• _Provided text_:
** Begin **

Practical exercises

Flags

01001011 -> 75
+01100100 -> 100
=10101111 -> -81 (overflow)
Flags:
Z (zero): 0
C (carry): 0
OV (overflow): 1
P (parity): 1

mov eax, [ebx + 32] - register indirect with displacement
[myVar + esi] is the same as mov eax, [esi + myVar]
[myVar + esi] can be called absolute indexed
[myVar + esi * 1] will be absolute with displacement
[myVar] - direct (absolute)

[vec + edx * 8] can be absolute indexed
vector of 8 byte elements (64-bit float, 64-bit, 8-byte struct)
add eax, [vec + edx * 8]

we could write [vec + edx * 8 + 2]. The value in [] is changes into a constant.
Access of vector of 8-byte elements, accessing a member of the struct at the offset of 2.
mov ax, [vec + edx * 8 + 2] ensures that the output is 16-bit. Can be uint16_t or int16_t

movzx eax, word[vec + edx * 8 + 2] - uint16_t (in x86)
movsx eax, word[vec + edx * 8 + 2] - int16_t (in x86)

** End **

• _Data_:
** Begin **

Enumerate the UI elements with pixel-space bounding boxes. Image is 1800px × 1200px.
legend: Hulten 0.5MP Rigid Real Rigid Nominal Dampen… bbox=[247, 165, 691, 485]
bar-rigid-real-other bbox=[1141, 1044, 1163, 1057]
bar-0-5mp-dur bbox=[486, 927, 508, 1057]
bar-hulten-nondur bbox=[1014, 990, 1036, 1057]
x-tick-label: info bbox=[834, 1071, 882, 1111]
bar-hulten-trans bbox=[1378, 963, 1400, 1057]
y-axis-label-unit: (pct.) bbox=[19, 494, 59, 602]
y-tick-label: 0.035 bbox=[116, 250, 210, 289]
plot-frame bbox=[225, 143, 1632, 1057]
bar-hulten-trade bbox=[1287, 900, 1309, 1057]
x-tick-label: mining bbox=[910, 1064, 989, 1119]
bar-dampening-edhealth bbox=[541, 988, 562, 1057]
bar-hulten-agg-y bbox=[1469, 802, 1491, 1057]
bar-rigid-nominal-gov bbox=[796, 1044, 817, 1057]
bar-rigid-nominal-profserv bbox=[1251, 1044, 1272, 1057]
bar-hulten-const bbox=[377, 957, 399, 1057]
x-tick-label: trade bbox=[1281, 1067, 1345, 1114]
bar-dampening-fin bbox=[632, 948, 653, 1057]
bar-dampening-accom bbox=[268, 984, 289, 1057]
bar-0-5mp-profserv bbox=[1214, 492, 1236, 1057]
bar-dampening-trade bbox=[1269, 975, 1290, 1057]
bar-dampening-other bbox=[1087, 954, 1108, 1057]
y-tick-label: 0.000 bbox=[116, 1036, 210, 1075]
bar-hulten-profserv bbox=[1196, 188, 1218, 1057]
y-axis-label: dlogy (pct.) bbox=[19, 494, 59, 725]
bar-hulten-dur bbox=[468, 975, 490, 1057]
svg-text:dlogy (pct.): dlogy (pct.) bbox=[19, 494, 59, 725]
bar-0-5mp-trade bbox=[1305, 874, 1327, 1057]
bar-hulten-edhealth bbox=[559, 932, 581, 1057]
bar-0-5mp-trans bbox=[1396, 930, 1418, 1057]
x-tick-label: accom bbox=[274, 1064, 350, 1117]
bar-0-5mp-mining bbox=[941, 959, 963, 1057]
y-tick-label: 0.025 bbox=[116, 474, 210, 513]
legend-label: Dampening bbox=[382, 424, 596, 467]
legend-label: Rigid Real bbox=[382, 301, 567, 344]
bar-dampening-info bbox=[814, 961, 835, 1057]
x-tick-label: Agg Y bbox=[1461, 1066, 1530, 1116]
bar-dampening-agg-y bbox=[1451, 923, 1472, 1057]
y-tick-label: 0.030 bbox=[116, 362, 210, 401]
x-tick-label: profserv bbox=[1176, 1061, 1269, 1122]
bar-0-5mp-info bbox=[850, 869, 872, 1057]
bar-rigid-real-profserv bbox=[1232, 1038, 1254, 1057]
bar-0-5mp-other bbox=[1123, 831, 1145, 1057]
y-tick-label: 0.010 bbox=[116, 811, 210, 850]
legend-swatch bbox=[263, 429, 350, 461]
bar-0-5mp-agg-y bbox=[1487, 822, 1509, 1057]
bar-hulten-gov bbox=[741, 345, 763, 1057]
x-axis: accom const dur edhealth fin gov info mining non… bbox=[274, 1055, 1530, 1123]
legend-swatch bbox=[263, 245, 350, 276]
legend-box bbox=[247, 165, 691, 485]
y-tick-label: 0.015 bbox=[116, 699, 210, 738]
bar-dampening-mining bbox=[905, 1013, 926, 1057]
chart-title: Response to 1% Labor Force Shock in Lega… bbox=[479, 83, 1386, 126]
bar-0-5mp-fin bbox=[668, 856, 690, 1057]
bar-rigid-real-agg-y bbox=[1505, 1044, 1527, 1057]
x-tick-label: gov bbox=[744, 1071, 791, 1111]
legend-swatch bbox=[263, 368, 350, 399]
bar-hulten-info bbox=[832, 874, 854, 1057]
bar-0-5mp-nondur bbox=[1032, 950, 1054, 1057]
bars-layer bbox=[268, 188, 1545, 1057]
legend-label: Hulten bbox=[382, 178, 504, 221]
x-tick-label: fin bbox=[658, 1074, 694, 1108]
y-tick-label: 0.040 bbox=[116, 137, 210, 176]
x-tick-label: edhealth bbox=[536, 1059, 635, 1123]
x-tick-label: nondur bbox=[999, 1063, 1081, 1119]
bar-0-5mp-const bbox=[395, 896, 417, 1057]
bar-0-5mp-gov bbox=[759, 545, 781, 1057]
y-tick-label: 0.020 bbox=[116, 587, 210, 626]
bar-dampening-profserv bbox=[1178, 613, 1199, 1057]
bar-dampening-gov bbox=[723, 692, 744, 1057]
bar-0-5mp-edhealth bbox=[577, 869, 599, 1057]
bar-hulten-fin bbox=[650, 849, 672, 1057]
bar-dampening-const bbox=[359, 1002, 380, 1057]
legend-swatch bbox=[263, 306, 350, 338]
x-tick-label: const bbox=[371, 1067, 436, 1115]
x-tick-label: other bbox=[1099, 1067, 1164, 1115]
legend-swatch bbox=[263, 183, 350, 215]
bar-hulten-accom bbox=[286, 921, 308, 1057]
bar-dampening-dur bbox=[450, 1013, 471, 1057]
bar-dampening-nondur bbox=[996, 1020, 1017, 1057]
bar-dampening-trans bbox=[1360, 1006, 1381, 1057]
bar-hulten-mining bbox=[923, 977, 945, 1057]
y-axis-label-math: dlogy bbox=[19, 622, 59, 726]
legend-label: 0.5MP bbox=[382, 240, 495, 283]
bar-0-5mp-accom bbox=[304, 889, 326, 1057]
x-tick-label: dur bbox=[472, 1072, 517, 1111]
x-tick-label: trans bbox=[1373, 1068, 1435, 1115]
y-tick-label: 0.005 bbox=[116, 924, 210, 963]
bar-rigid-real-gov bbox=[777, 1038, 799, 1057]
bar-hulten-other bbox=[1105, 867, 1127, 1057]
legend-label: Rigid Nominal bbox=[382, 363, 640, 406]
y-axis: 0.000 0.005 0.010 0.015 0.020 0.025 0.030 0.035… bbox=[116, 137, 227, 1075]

** End **

• _Directive 1_:
Answer these questions from the x86 assembly notes:
(a) In the flags example, what value does the overflow flag (OV) have?
(b) How large is each element of the vector accessed with [vec + edx * 8]?
(c) Which instruction loads the member at offset 2 into eax as an int16_t?
• _Directive 2_: Write the next part of the x86 assembly notes, picking up after their final entry.

• _Exercise answer 1_:
(a) 1
(b) 8 bytes
(c) movsx eax, word[vec + edx * 8 + 2]

• _Exercise answer 2_:
movzx - move unsigned extended
movsx - move signed extended
[word] before the address, sets the side of the output. For x86:
word -> 16bit
for x64:
word -> 32bit

movsx eax, byte[ebp + edx * 8 + 2] - is incorrect
ebp accesses the stack pointer
every time, the first available passed variable is at [ebp + 8]
in our example, if edx = 0, then we'll be accessing [ebp + 2] which is incorrect
movsx eax, byte[ebp + edx * 8 - 100] - correct
local variable of a function (vector of 8-byte elements)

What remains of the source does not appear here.